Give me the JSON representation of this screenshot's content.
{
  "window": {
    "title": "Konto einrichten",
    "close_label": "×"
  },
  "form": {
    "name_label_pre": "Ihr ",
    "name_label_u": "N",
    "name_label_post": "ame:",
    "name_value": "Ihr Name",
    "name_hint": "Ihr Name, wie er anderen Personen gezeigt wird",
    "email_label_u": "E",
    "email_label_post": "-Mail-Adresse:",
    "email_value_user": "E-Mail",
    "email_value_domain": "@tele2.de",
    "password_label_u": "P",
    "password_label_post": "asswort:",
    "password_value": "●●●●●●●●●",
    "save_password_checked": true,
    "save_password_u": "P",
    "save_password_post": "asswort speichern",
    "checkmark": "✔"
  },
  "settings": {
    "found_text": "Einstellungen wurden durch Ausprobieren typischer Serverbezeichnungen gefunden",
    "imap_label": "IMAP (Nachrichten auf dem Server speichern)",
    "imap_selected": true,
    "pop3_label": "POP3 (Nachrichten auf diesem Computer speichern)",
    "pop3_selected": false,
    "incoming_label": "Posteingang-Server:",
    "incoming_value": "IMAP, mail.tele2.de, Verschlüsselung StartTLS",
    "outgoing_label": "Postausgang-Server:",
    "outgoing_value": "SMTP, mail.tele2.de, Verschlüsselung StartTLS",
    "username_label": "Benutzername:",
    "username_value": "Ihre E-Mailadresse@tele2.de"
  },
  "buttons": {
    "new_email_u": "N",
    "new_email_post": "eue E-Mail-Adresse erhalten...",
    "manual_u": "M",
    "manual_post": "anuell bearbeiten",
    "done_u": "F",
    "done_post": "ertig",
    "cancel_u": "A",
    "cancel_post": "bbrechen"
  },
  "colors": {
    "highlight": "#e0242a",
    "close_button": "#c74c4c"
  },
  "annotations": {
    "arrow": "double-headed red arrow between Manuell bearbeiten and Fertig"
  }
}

GIVEN REQUEST — Every record above needs to be repeated word for word.

TASK OUTPUT —
Give me the JSON representation of this screenshot's content.
{
  "window": {
    "title": "Konto einrichten",
    "close_label": "×"
  },
  "form": {
    "name_label_pre": "Ihr ",
    "name_label_u": "N",
    "name_label_post": "ame:",
    "name_value": "Ihr Name",
    "name_hint": "Ihr Name, wie er anderen Personen gezeigt wird",
    "email_label_u": "E",
    "email_label_post": "-Mail-Adresse:",
    "email_value_user": "E-Mail",
    "email_value_domain": "@tele2.de",
    "password_label_u": "P",
    "password_label_post": "asswort:",
    "password_value": "●●●●●●●●●",
    "save_password_checked": true,
    "save_password_u": "P",
    "save_password_post": "asswort speichern",
    "checkmark": "✔"
  },
  "settings": {
    "found_text": "Einstellungen wurden durch Ausprobieren typischer Serverbezeichnungen gefunden",
    "imap_label": "IMAP (Nachrichten auf dem Server speichern)",
    "imap_selected": true,
    "pop3_label": "POP3 (Nachrichten auf diesem Computer speichern)",
    "pop3_selected": false,
    "incoming_label": "Posteingang-Server:",
    "incoming_value": "IMAP, mail.tele2.de, Verschlüsselung StartTLS",
    "outgoing_label": "Postausgang-Server:",
    "outgoing_value": "SMTP, mail.tele2.de, Verschlüsselung StartTLS",
    "username_label": "Benutzername:",
    "username_value": "Ihre E-Mailadresse@tele2.de"
  },
  "buttons": {
    "new_email_u": "N",
    "new_email_post": "eue E-Mail-Adresse erhalten...",
    "manual_u": "M",
    "manual_post": "anuell bearbeiten",
    "done_u": "F",
    "done_post": "ertig",
    "cancel_u": "A",
    "cancel_post": "bbrechen"
  },
  "colors": {
    "highlight": "#e0242a",
    "close_button": "#c74c4c"
  },
  "annotations": {
    "arrow": "double-headed red arrow between Manuell bearbeiten and Fertig"
  }
}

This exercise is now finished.